____ Material supplied

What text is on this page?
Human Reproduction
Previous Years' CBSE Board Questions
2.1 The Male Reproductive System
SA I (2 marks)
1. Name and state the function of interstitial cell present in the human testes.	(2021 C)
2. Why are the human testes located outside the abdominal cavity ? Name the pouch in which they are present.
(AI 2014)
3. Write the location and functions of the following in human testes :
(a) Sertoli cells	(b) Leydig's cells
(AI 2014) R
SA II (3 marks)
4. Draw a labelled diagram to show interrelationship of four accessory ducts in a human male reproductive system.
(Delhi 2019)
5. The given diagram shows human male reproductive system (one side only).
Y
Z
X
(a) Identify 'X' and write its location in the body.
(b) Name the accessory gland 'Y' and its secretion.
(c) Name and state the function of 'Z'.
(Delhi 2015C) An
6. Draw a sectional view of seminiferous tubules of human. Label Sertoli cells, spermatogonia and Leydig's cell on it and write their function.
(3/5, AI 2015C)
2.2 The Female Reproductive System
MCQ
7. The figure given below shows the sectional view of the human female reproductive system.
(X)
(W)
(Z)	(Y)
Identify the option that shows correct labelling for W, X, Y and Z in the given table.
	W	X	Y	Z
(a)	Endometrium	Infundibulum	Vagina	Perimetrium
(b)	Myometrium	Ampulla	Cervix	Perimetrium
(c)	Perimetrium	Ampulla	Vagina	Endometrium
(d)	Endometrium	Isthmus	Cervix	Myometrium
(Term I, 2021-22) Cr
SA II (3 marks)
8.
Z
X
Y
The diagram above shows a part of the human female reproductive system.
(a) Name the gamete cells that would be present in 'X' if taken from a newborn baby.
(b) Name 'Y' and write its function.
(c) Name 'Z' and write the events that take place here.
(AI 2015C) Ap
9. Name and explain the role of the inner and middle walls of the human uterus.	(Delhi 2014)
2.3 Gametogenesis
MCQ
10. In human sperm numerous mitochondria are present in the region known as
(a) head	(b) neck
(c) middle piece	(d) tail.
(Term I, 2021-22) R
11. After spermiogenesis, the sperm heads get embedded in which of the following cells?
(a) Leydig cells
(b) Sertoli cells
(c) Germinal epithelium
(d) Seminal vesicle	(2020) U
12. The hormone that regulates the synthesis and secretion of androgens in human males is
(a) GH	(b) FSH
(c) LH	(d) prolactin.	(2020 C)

________

- Your assignment
Reproduce each line of the records in which the word "middle" appears.

- Response
9. Name and explain the role of the inner and middle walls of the human uterus.	(Delhi 2014)
(c) middle piece	(d) tail.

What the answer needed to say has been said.